● PASSAGE SHOWN:
'''
NORTH Festival: Kanelbullar {Swedish Cinnamon Buns}
Sat, Sep 14, 2013
Around the World, Breads, Europe, Fun Family Activities, Holidays, Honest Cooking, Itsy Bitsy Foodies Sightings, Kanelbullens Dag {Cinnamon Bun Day}, Pastries, Search by Course, Sweden, Yeast Breads
Print This Recipe
SPONSORED POST
Behind every food and every meal there is a story, a memory, a connection.
“…When my father’s family bought my mother’s family’s four-level home, they leased out the basement level to a baker, and ran the konditori on street level. As a 6-year-old living with my grandparents {in Sweden}, I woke to the smells of lovely yeast breads…and during Lent, fresh semlor on our Tuesday morning breakfast table were baked downstairs while we slept. With the train station, secondary school, and hockey rink nearby, as well as a street of shops, the konditori attracted townsfolk for fresh baked goods including specialties like buttery weinerbröd, kanelbullar, and princesstårta… Here students from the high school and townspeople met for coffee and pastry…”
Our dear Swedish family friend recounts living as a 6-year-old with her grandparents in a small Swedish town. Her grandparents lived above the family-run konditori so she woke to the smell of Kanelbullar {Swedish Cinnamon Buns} and other pastries. Her stories ignite memories of my own as I remember the sweet, intoxicating smell of our house when my mom baked breads and cinnamon rolls.
Through my opportunity with Honest Cooking and the NORTH Nordic Food Festival in New York City, I became so overwhelmed by all of the inspiring Swedish foods. How to pick just one recipe when each dish has a story to tell? I initially made pytt i panna, drawn to the comfort food with the goal of cleaning out the fridge because that is a goal that I (and people all over the world) can relate to. But I couldn’t stop there. I was inspired by kanelbullar because similar to pytt i panna, it is an iconic Swedish food that many people seem to connect with. The cinnamon buns trigger nostalgia and memories. And as I remembered my mom’s cinnamon rolls, I wanted to compare them to the Swedish version.
'''
● LISTED RECORDS:
'''
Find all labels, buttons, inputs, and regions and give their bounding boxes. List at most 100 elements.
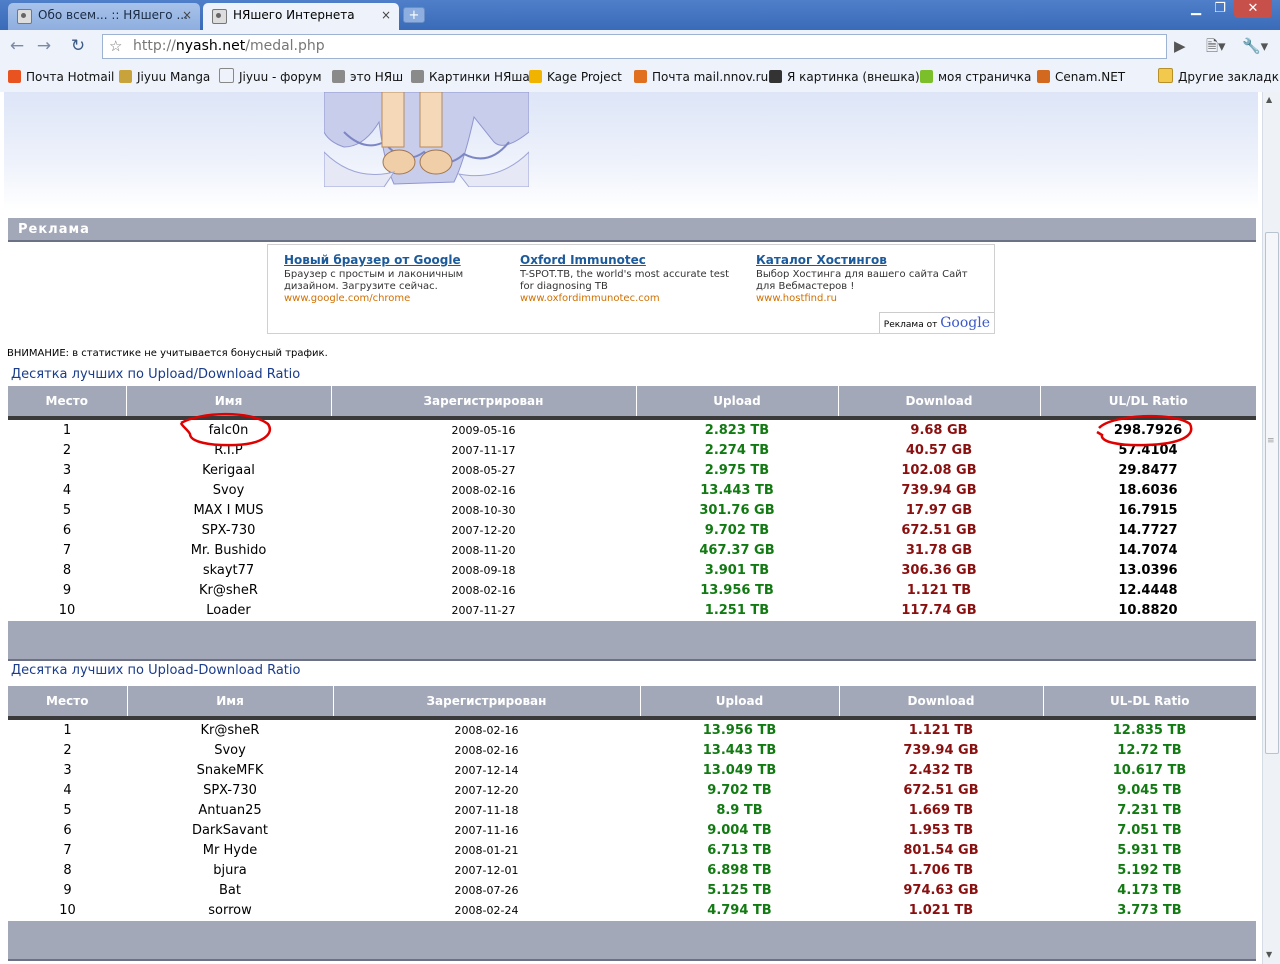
cell-name[interactable]: MAX I MUS — [126, 500, 331, 520]
cell-name[interactable]: Kr@sheR — [127, 718, 333, 740]
ad-text: Выбор Хостинга для вашего сайта Сайт для… — [756, 269, 968, 292]
cell-ratio: 12.835 TB — [1112, 722, 1187, 738]
table-header-row: Место Имя Зарегистрирован Upload Download UL-… — [8, 686, 1256, 720]
cell-name[interactable]: skayt77 — [126, 560, 331, 580]
cell-download: 9.68 GB — [910, 422, 968, 438]
url-path: /medal.php — [245, 38, 325, 54]
cell-name[interactable]: Loader — [126, 600, 331, 621]
ad-item[interactable]: Новый браузер от Google Браузер с просты… — [284, 254, 509, 305]
cell-name[interactable]: Mr. Bushido — [126, 540, 331, 560]
tab-close-icon[interactable]: × — [381, 3, 391, 27]
table-footer-bar — [8, 620, 1256, 661]
bookmark-jiyuu-manga[interactable]: Jiyuu Manga — [119, 68, 210, 86]
url-host: nyash.net — [175, 38, 246, 54]
cell-ratio: 9.045 TB — [1117, 782, 1182, 798]
vertical-scrollbar[interactable]: ▲ ≡ ▼ — [1262, 92, 1280, 964]
tab-forum[interactable]: Обо всем... :: НЯшего ... × — [8, 3, 200, 30]
bookmark-kartinka[interactable]: Я картинка (внешка) — [769, 68, 920, 86]
window-close-icon[interactable]: ✕ — [1234, 0, 1272, 18]
address-bar[interactable]: ☆ http://nyash.net/medal.php — [102, 34, 1167, 59]
bookmark-3-icon — [332, 70, 345, 83]
cell-name[interactable]: Kerigaal — [126, 460, 331, 480]
cell-name[interactable]: falc0n — [126, 418, 331, 440]
ad-item[interactable]: Oxford Immunotec T-SPOT.TB, the world's … — [520, 254, 745, 305]
cell-name[interactable]: SnakeMFK — [127, 760, 333, 780]
ad-item[interactable]: Каталог Хостингов Выбор Хостинга для ваш… — [756, 254, 981, 305]
cell-place: 8 — [63, 862, 72, 878]
cell-name[interactable]: SPX-730 — [126, 520, 331, 540]
cell-name[interactable]: Svoy — [126, 480, 331, 500]
cell-place: 5 — [63, 802, 72, 818]
new-tab-button[interactable]: + — [403, 7, 425, 23]
ad-title[interactable]: Oxford Immunotec — [520, 254, 745, 266]
cell-name[interactable]: Bat — [127, 880, 333, 900]
ad-url[interactable]: www.google.com/chrome — [284, 293, 509, 305]
column-header-ratio: UL-DL Ratio — [1042, 686, 1256, 720]
cell-ratio: 57.4104 — [1118, 442, 1178, 458]
scrollbar-thumb[interactable] — [1265, 232, 1279, 754]
table1-title[interactable]: Десятка лучших по Upload/Download Ratio — [11, 367, 300, 382]
table2-title[interactable]: Десятка лучших по Upload-Download Ratio — [11, 663, 300, 678]
cell-name[interactable]: SPX-730 — [127, 780, 333, 800]
bookmark-label: Я картинка (внешка) — [787, 70, 920, 84]
cell-registered: 2008-10-30 — [451, 503, 516, 517]
ad-url[interactable]: www.hostfind.ru — [756, 293, 981, 305]
cell-registered: 2007-12-20 — [451, 523, 516, 537]
maximize-icon[interactable]: ❐ — [1208, 0, 1232, 18]
bookmark-kartinki[interactable]: Картинки НЯша — [411, 68, 530, 86]
bookmark-cenam[interactable]: Cenam.NET — [1037, 68, 1125, 86]
cell-name[interactable]: bjura — [127, 860, 333, 880]
scroll-down-arrow-icon[interactable]: ▼ — [1266, 950, 1272, 959]
back-arrow-icon[interactable]: ← — [6, 35, 28, 57]
cell-name[interactable]: R.I.P — [126, 440, 331, 460]
cell-registered: 2007-11-17 — [451, 443, 516, 457]
bookmark-star-icon[interactable]: ☆ — [109, 35, 122, 58]
ad-url[interactable]: www.oxfordimmunotec.com — [520, 293, 745, 305]
bookmark-1-icon — [119, 70, 132, 83]
bookmark-6-icon — [634, 70, 647, 83]
ad-title[interactable]: Новый браузер от Google — [284, 254, 509, 266]
table-header-row: Место Имя Зарегистрирован Upload Download UL/… — [8, 386, 1256, 420]
go-arrow-icon[interactable]: ▶ — [1174, 35, 1186, 57]
forward-arrow-icon[interactable]: → — [33, 35, 55, 57]
ad-title[interactable]: Каталог Хостингов — [756, 254, 981, 266]
wrench-menu-icon[interactable]: 🔧▾ — [1242, 35, 1268, 57]
column-header-registered: Зарегистрирован — [332, 686, 640, 720]
reload-icon[interactable]: ↻ — [67, 35, 89, 57]
cell-name[interactable]: DarkSavant — [127, 820, 333, 840]
cell-download: 2.432 TB — [908, 762, 974, 778]
cell-name[interactable]: sorrow — [127, 900, 333, 921]
bookmark-jiyuu-forum[interactable]: Jiyuu - форум — [219, 68, 322, 86]
cell-registered: 2007-11-27 — [451, 603, 516, 617]
ad-text: T-SPOT.TB, the world's most accurate tes… — [520, 269, 730, 292]
tab-medal-page[interactable]: НЯшего Интернета × — [203, 3, 399, 30]
cell-place: 4 — [62, 482, 72, 498]
scroll-up-arrow-icon[interactable]: ▲ — [1266, 95, 1272, 104]
site-favicon-icon — [212, 9, 227, 24]
bookmark-0-icon — [8, 70, 21, 83]
cell-place: 9 — [62, 582, 72, 598]
cell-name[interactable]: Antuan25 — [127, 800, 333, 820]
cell-name[interactable]: Svoy — [127, 740, 333, 760]
other-bookmarks[interactable]: Другие закладки — [1158, 68, 1280, 86]
cell-upload: 8.9 TB — [716, 802, 763, 818]
bookmark-moya-stranichka[interactable]: моя страничка — [920, 68, 1031, 86]
cell-place: 7 — [63, 842, 72, 858]
minimize-icon[interactable]: ▁ — [1184, 0, 1208, 18]
cell-upload: 301.76 GB — [699, 502, 775, 518]
cell-download: 1.669 TB — [908, 802, 974, 818]
bookmark-label: Почта mail.nnov.ru — [652, 70, 769, 84]
page-menu-icon[interactable]: 🗎▾ — [1206, 35, 1226, 57]
cell-download: 1.953 TB — [908, 822, 974, 838]
bookmark-mail-nnov[interactable]: Почта mail.nnov.ru — [634, 68, 768, 86]
cell-place: 2 — [62, 442, 72, 458]
ads-by-google[interactable]: Реклама от Google — [878, 312, 994, 333]
cell-name[interactable]: Kr@sheR — [126, 580, 331, 600]
bookmark-eto-nyash[interactable]: это НЯш — [332, 68, 403, 86]
bookmark-hotmail[interactable]: Почта Hotmail — [8, 68, 114, 86]
bookmark-kage-project[interactable]: Kage Project — [529, 68, 622, 86]
tab-close-icon[interactable]: × — [182, 3, 192, 27]
cell-name[interactable]: Mr Hyde — [127, 840, 333, 860]
cell-upload: 13.049 TB — [702, 762, 777, 778]
table-row: 3 SnakeMFK 2007-12-14 13.049 TB 2.432 TB 10.6… — [8, 760, 1256, 780]
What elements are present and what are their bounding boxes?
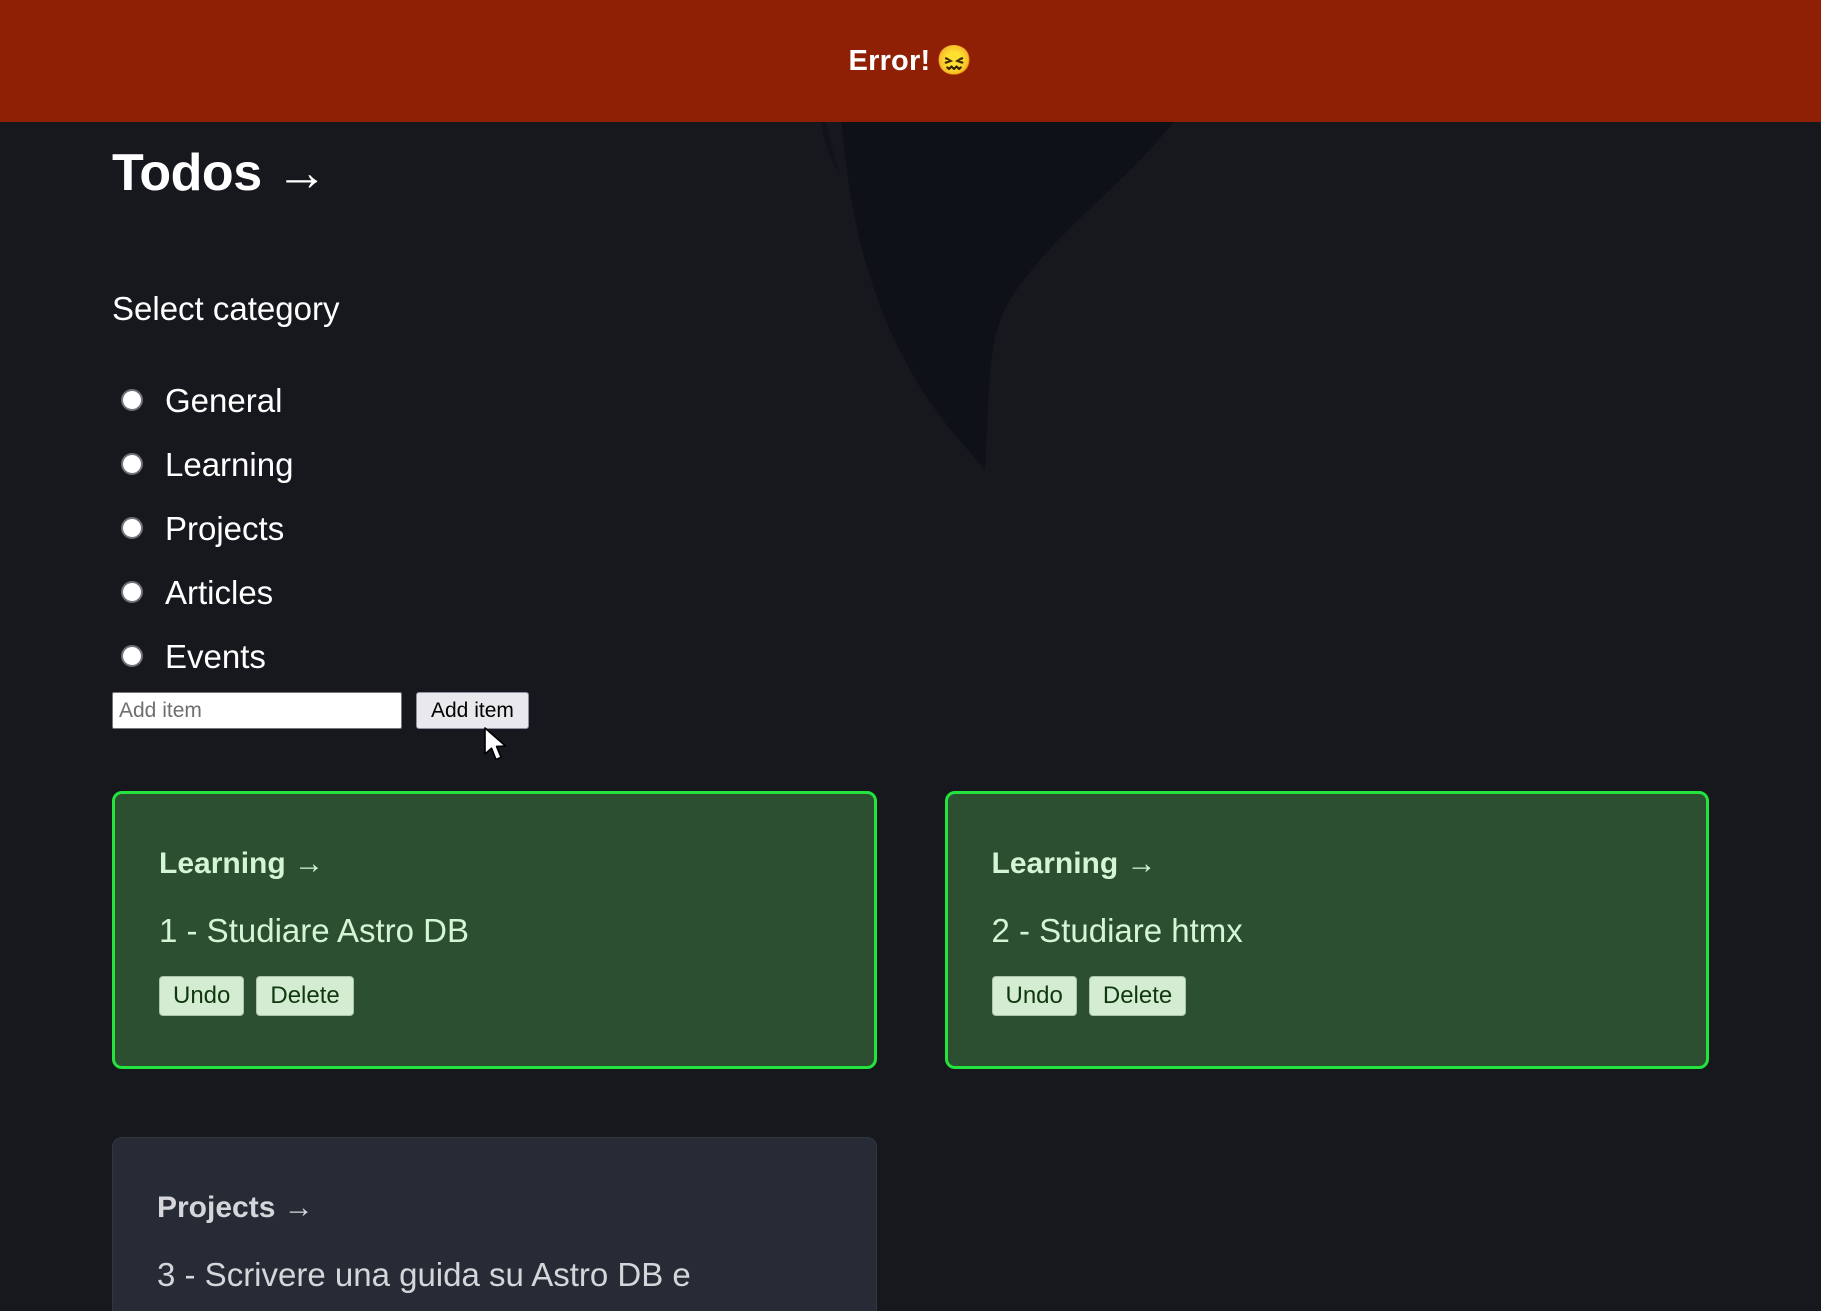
radio-icon-articles[interactable] (121, 581, 143, 604)
undo-button[interactable]: Undo (991, 975, 1077, 1017)
delete-button[interactable]: Delete (1088, 975, 1187, 1017)
category-label-general: General (165, 381, 283, 419)
todo-card-text: 3 - Scrivere una guida su Astro DB e (157, 1256, 691, 1294)
category-label-events: Events (165, 637, 266, 675)
todo-card-grid: Learning → 1 - Studiare Astro DB Undo De… (112, 791, 1709, 1311)
todo-card: Learning → 2 - Studiare htmx Undo Delete (944, 791, 1709, 1070)
category-radio-group: General Learning Projects Articles Event… (112, 368, 1709, 688)
error-banner: Error! 😖 (0, 0, 1821, 122)
todo-card: Projects → 3 - Scrivere una guida su Ast… (112, 1137, 877, 1311)
sidebar-item-articles[interactable]: Articles (112, 560, 1709, 624)
radio-icon-projects[interactable] (121, 517, 143, 540)
sidebar-item-projects[interactable]: Projects (112, 496, 1709, 560)
undo-button[interactable]: Undo (159, 975, 245, 1017)
confounded-face-icon: 😖 (936, 44, 973, 77)
todo-card-category: Learning → (159, 847, 325, 881)
category-label-articles: Articles (165, 573, 274, 611)
todo-card-category: Learning → (991, 847, 1157, 881)
add-item-input[interactable] (112, 692, 402, 730)
sidebar-item-general[interactable]: General (112, 368, 1709, 432)
delete-button[interactable]: Delete (256, 975, 354, 1017)
sidebar-item-events[interactable]: Events (112, 624, 1709, 688)
add-item-button[interactable]: Add item (416, 692, 529, 730)
page-title: Todos → (112, 144, 328, 202)
todo-card-text: 2 - Studiare htmx (991, 912, 1243, 950)
page-content: Todos → Select category General Learning… (0, 122, 1821, 1311)
todo-card-actions: Undo Delete (159, 975, 830, 1017)
radio-icon-general[interactable] (121, 389, 143, 412)
todo-card-text: 1 - Studiare Astro DB (159, 912, 469, 950)
sidebar-item-learning[interactable]: Learning (112, 432, 1709, 496)
add-item-form: Add item (112, 692, 1709, 730)
select-category-label: Select category (112, 289, 340, 327)
category-label-learning: Learning (165, 445, 294, 483)
error-banner-text: Error! (848, 44, 931, 77)
radio-icon-learning[interactable] (121, 453, 143, 476)
todo-card: Learning → 1 - Studiare Astro DB Undo De… (112, 791, 877, 1070)
category-label-projects: Projects (165, 509, 285, 547)
todo-card-actions: Undo Delete (991, 975, 1663, 1017)
radio-icon-events[interactable] (121, 645, 143, 668)
todo-card-category: Projects → (157, 1191, 314, 1225)
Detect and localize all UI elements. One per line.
'''
● TASK DESCRIPTION: Continue the kanelbullar post from the point where it ends.

● TASK RESPONSE:
The Swedish buns are not iced nor as sweet and gooey as the American counterpart. They make the perfect accompaniment for your cup of coffee or tea. Fika, the traditional Swedish coffee break, is still an active tradition in Sweden. If you are alone, at work or with family or friends, it is custom to take a moment with your coffee and cinnamon bun or other sweet. October 4th is Kanelbullens Dag {Cinnamon Bun Day}. Even if you are not Swedish, take the opportunity to pause from your hectic daily life, have a cup of tea or coffee, and enjoy a cinnamon roll.
The smell of warm, intoxicating cinnamon enveloped our kitchen and entire home the day that I made kanelbullar. My son opened the front door returning from preschool and at first smell, ran into the kitchen to find the buns. Maybe one day he will tell his kids and grandkids about the smell of his home when his mom was baking cinnamon buns.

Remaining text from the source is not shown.